-- begin Provided records --

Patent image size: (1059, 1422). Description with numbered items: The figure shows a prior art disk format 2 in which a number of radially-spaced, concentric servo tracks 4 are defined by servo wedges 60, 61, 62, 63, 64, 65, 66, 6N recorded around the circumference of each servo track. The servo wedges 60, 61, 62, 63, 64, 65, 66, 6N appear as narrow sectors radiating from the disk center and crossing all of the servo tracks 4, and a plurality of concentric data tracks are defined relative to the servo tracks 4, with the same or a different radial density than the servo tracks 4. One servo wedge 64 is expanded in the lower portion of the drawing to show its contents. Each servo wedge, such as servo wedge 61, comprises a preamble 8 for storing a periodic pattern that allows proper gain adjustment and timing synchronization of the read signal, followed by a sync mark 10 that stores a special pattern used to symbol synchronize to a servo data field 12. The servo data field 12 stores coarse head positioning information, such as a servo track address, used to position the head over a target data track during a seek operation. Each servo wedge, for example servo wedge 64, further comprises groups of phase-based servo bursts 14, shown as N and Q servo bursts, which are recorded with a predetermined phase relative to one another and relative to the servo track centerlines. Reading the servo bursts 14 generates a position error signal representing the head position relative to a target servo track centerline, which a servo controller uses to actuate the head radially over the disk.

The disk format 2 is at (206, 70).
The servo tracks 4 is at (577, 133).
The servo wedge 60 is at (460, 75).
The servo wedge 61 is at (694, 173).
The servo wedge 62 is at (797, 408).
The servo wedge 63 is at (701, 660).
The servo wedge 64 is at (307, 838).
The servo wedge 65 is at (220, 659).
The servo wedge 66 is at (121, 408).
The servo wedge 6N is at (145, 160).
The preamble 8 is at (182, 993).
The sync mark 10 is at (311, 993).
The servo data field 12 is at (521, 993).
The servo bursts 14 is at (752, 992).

-- end Provided records --

■ What the task asks: Put every nonblank line of the listing above into a Markdown table with two columns, Index for the row number and Text for the line.

■ Complete response:
| Index | Text |
|---|---|
| 1 | Patent image size: (1059, 1422). Description with numbered items: The figure shows a prior art disk format 2 in which a number of radially-spaced, concentric servo tracks 4 are defined by servo wedges 60, 61, 62, 63, 64, 65, 66, 6N recorded around the circumference of each servo track. The servo wedges 60, 61, 62, 63, 64, 65, 66, 6N appear as narrow sectors radiating from the disk center and crossing all of the servo tracks 4, and a plurality of concentric data tracks are defined relative to the servo tracks 4, with the same or a different radial density than the servo tracks 4. One servo wedge 64 is expanded in the lower portion of the drawing to show its contents. Each servo wedge, such as servo wedge 61, comprises a preamble 8 for storing a periodic pattern that allows proper gain adjustment and timing synchronization of the read signal, followed by a sync mark 10 that stores a special pattern used to symbol synchronize to a servo data field 12. The servo data field 12 stores coarse head positioning information, such as a servo track address, used to position the head over a target data track during a seek operation. Each servo wedge, for example servo wedge 64, further comprises groups of phase-based servo bursts 14, shown as N and Q servo bursts, which are recorded with a predetermined phase relative to one another and relative to the servo track centerlines. Reading the servo bursts 14 generates a position error signal representing the head position relative to a target servo track centerline, which a servo controller uses to actuate the head radially over the disk. |
| 2 | The disk format 2 is at (206, 70). |
| 3 | The servo tracks 4 is at (577, 133). |
| 4 | The servo wedge 60 is at (460, 75). |
| 5 | The servo wedge 61 is at (694, 173). |
| 6 | The servo wedge 62 is at (797, 408). |
| 7 | The servo wedge 63 is at (701, 660). |
| 8 | The servo wedge 64 is at (307, 838). |
| 9 | The servo wedge 65 is at (220, 659). |
| 10 | The servo wedge 66 is at (121, 408). |
| 11 | The servo wedge 6N is at (145, 160). |
| 12 | The preamble 8 is at (182, 993). |
| 13 | The sync mark 10 is at (311, 993). |
| 14 | The servo data field 12 is at (521, 993). |
| 15 | The servo bursts 14 is at (752, 992). |